__Description of the task__
Write out every line of the records below without changing anything, and leave the pictures out.

__Dataset extract__
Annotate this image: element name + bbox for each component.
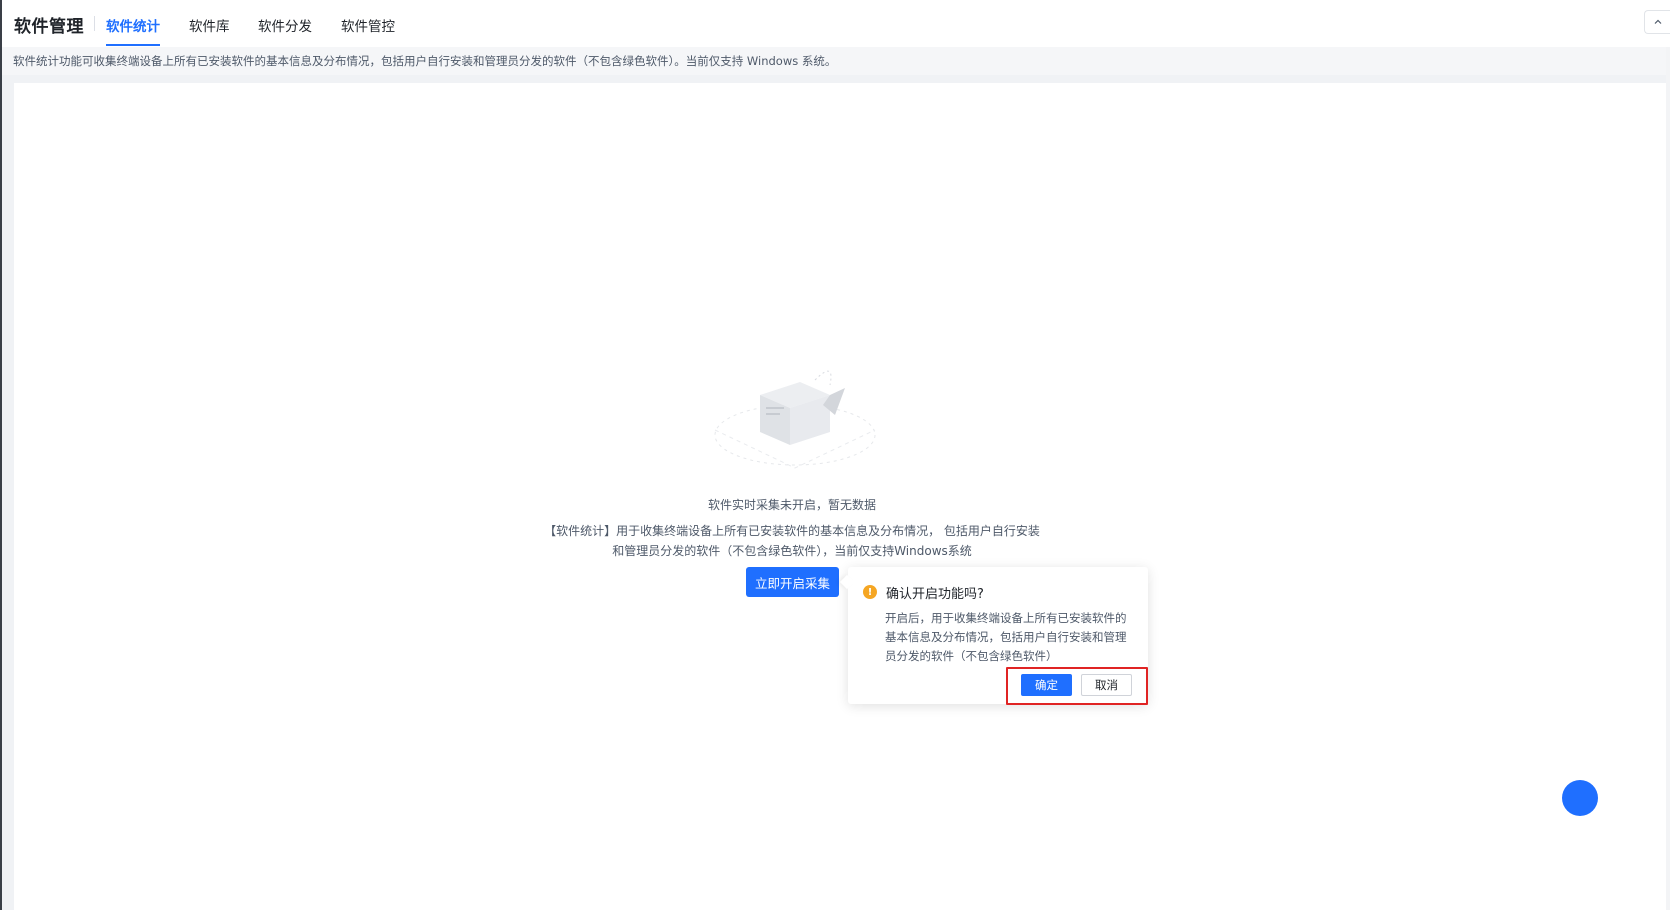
content-gutter [2,75,1670,83]
empty-desc-line1: 【软件统计】用于收集终端设备上所有已安装软件的基本信息及分布情况， 包括用户自行… [544,524,1040,538]
empty-box-icon [714,370,876,469]
floating-help-button[interactable] [1562,780,1598,816]
collapse-button[interactable] [1644,10,1670,34]
tab-software-stats[interactable]: 软件统计 [106,15,160,35]
app-window: 软件管理 软件统计 软件库 软件分发 软件管控 软件统计功能可收集终端设备上所有… [0,0,1670,910]
empty-state-title: 软件实时采集未开启，暂无数据 [707,498,876,512]
empty-state-description: 【软件统计】用于收集终端设备上所有已安装软件的基本信息及分布情况， 包括用户自行… [542,521,1042,561]
content-gutter-left [2,75,14,910]
warning-icon: ! [863,585,877,599]
tab-software-distribution[interactable]: 软件分发 [258,15,312,35]
start-collection-button[interactable]: 立即开启采集 [746,567,839,597]
info-notice: 软件统计功能可收集终端设备上所有已安装软件的基本信息及分布情况，包括用户自行安装… [2,47,1670,75]
active-tab-indicator [106,44,160,46]
chevron-up-icon [1654,19,1661,24]
popover-title: 确认开启功能吗? [886,587,984,602]
action-highlight-box [1006,667,1148,705]
tab-software-control[interactable]: 软件管控 [341,15,395,35]
page-title: 软件管理 [14,17,84,37]
tab-software-library[interactable]: 软件库 [189,15,230,35]
page-header: 软件管理 软件统计 软件库 软件分发 软件管控 [2,0,1670,47]
popover-body: 开启后，用于收集终端设备上所有已安装软件的基本信息及分布情况，包括用户自行安装和… [885,611,1127,663]
empty-desc-line2: 和管理员分发的软件（不包含绿色软件），当前仅支持Windows系统 [612,544,972,558]
title-divider [94,16,95,31]
scrollbar[interactable] [1666,47,1670,910]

__Task answer__
Annotate this image: element name + bbox for each component.
content-gutter [2,75,1670,83]
empty-desc-line1: 【软件统计】用于收集终端设备上所有已安装软件的基本信息及分布情况， 包括用户自行… [544,524,1040,538]
empty-box-icon [714,370,876,469]
floating-help-button[interactable] [1562,780,1598,816]
collapse-button[interactable] [1644,10,1670,34]
tab-software-stats[interactable]: 软件统计 [106,15,160,35]
app-window: 软件管理 软件统计 软件库 软件分发 软件管控 软件统计功能可收集终端设备上所有… [0,0,1670,910]
empty-state-title: 软件实时采集未开启，暂无数据 [707,498,876,512]
empty-state-description: 【软件统计】用于收集终端设备上所有已安装软件的基本信息及分布情况， 包括用户自行… [542,521,1042,561]
content-gutter-left [2,75,14,910]
warning-icon: ! [863,585,877,599]
tab-software-distribution[interactable]: 软件分发 [258,15,312,35]
start-collection-button[interactable]: 立即开启采集 [746,567,839,597]
info-notice: 软件统计功能可收集终端设备上所有已安装软件的基本信息及分布情况，包括用户自行安装… [2,47,1670,75]
active-tab-indicator [106,44,160,46]
chevron-up-icon [1654,19,1661,24]
popover-title: 确认开启功能吗? [886,587,984,602]
action-highlight-box [1006,667,1148,705]
tab-software-control[interactable]: 软件管控 [341,15,395,35]
page-title: 软件管理 [14,17,84,37]
tab-software-library[interactable]: 软件库 [189,15,230,35]
page-header: 软件管理 软件统计 软件库 软件分发 软件管控 [2,0,1670,47]
popover-body: 开启后，用于收集终端设备上所有已安装软件的基本信息及分布情况，包括用户自行安装和… [885,611,1127,663]
empty-desc-line2: 和管理员分发的软件（不包含绿色软件），当前仅支持Windows系统 [612,544,972,558]
title-divider [94,16,95,31]
scrollbar[interactable] [1666,47,1670,910]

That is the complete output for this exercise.